What to do. Provide a single number: the count of lines containing the string "unto".
====== Data for this exercise
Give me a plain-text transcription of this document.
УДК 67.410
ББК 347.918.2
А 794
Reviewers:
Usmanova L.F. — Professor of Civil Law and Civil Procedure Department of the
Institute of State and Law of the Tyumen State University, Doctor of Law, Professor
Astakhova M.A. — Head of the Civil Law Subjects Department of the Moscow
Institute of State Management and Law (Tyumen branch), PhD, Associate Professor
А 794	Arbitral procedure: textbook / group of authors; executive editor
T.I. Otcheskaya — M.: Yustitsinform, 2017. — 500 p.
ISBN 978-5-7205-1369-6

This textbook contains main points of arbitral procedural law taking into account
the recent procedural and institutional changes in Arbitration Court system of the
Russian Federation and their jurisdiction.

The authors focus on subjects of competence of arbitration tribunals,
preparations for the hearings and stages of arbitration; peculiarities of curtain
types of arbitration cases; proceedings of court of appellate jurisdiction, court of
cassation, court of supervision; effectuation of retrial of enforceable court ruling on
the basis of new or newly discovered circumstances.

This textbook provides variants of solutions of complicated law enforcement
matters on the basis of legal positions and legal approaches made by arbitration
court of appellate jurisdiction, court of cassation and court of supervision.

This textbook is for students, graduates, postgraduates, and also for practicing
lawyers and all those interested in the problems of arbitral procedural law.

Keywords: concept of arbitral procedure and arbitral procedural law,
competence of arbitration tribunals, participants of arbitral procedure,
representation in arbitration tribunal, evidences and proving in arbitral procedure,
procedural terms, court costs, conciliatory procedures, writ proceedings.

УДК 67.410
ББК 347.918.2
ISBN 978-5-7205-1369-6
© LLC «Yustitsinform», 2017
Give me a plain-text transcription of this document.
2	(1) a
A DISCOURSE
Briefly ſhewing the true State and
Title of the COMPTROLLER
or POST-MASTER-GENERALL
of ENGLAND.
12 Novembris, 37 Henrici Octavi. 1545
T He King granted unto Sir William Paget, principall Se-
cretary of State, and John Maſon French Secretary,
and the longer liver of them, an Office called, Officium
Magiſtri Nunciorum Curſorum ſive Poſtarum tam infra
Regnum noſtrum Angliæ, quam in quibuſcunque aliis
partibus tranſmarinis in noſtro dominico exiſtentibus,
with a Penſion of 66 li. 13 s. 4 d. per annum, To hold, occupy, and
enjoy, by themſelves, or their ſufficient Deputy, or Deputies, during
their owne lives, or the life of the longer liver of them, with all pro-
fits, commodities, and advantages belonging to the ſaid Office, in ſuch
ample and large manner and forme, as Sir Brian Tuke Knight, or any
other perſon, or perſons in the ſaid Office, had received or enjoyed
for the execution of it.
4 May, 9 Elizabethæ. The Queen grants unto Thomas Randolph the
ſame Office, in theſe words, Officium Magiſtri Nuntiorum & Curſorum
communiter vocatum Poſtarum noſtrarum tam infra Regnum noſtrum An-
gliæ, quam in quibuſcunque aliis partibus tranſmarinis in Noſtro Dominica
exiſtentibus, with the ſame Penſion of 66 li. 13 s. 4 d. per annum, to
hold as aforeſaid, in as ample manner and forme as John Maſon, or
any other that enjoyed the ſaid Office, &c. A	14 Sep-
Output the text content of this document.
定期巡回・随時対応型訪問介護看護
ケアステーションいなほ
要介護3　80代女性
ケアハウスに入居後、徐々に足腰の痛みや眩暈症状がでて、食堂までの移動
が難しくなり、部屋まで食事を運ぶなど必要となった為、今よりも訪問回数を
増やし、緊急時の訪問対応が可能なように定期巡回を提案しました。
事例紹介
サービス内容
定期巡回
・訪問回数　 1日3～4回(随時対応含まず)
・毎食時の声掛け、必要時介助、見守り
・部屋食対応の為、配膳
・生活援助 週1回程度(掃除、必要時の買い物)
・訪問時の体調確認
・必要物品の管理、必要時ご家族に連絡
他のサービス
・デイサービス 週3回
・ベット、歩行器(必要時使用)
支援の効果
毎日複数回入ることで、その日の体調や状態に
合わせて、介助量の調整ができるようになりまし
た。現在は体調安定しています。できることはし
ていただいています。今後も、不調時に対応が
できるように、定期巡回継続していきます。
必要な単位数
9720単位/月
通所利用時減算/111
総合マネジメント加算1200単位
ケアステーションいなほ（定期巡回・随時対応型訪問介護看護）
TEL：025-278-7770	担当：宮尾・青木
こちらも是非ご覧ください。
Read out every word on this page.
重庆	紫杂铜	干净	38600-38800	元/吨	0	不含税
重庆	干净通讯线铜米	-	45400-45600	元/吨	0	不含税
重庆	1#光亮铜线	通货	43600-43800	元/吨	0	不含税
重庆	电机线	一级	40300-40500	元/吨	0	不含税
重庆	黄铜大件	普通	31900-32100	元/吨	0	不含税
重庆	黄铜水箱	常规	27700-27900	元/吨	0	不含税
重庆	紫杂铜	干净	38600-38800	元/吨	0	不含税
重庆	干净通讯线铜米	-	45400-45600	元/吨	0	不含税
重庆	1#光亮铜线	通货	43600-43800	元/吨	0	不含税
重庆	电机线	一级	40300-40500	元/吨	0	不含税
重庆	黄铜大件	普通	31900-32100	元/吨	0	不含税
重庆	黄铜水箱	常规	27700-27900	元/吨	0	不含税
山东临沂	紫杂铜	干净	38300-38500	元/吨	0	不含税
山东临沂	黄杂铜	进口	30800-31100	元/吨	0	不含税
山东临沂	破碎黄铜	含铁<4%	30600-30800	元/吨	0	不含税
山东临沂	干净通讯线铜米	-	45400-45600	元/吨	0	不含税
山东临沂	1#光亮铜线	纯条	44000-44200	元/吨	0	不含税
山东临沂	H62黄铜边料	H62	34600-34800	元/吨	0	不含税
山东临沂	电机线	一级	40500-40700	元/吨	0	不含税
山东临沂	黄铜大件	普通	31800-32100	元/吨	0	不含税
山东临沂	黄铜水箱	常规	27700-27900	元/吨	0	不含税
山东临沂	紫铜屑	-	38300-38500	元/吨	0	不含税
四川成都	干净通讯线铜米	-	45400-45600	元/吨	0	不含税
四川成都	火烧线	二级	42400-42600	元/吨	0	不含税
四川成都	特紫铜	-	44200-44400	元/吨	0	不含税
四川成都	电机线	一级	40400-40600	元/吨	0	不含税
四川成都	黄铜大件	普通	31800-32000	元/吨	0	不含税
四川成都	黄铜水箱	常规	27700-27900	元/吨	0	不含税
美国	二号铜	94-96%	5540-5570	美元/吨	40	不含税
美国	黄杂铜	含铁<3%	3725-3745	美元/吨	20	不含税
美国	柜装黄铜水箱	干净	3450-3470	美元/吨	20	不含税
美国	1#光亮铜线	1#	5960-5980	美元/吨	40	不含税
============
Reply to the exercise. 2